▶ **Aim**
Reproduce each line that includes the word "droplets".

▶ **Information given**

======

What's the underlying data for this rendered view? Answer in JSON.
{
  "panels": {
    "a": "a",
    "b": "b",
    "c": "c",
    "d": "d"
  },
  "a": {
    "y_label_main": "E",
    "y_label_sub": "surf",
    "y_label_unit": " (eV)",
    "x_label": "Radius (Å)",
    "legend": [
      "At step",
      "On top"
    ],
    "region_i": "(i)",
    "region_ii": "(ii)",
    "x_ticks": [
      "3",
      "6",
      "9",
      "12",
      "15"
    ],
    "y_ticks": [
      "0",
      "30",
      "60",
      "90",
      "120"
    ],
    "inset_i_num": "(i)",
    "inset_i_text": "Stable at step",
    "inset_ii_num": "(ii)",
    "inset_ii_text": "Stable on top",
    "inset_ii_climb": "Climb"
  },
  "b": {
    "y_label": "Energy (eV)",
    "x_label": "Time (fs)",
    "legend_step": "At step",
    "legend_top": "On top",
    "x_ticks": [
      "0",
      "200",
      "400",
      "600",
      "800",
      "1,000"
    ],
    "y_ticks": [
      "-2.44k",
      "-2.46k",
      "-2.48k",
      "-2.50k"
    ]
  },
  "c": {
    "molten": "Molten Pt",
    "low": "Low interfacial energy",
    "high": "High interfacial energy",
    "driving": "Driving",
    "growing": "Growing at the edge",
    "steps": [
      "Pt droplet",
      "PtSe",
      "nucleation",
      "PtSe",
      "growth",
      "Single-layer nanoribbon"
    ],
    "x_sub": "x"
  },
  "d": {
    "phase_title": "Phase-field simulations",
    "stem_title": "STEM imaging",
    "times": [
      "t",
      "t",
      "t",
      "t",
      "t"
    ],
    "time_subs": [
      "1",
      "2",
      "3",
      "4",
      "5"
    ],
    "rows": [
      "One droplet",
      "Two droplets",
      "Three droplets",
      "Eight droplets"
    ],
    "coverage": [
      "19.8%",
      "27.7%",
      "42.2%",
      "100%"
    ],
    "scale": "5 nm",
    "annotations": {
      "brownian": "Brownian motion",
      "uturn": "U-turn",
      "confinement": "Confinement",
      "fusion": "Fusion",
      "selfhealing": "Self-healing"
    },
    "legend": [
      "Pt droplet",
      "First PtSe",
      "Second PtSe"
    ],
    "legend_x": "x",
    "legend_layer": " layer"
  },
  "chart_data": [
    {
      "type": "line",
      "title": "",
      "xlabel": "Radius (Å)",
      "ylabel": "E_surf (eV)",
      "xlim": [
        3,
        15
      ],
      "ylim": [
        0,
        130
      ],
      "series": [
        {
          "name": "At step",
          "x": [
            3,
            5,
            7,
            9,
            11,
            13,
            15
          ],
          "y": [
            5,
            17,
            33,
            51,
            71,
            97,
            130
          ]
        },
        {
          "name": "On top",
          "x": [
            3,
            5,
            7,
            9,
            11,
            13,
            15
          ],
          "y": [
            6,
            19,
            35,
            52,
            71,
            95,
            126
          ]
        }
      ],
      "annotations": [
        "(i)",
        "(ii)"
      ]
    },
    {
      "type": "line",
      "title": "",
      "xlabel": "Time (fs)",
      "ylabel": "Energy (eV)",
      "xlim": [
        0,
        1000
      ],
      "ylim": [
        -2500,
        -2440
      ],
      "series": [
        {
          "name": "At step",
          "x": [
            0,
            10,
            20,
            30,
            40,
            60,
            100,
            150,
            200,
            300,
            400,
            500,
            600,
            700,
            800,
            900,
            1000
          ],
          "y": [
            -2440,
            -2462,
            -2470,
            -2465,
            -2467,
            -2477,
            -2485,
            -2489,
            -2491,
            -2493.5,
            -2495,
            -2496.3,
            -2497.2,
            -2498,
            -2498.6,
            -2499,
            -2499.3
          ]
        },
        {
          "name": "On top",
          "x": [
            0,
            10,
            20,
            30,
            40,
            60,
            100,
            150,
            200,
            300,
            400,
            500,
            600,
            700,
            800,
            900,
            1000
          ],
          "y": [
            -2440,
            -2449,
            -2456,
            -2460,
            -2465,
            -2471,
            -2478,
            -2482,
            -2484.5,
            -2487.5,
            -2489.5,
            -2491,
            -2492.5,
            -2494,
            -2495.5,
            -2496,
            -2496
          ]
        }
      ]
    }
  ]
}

======

▶ **Solved problem**
      "Two droplets",
      "Three droplets",
      "Eight droplets"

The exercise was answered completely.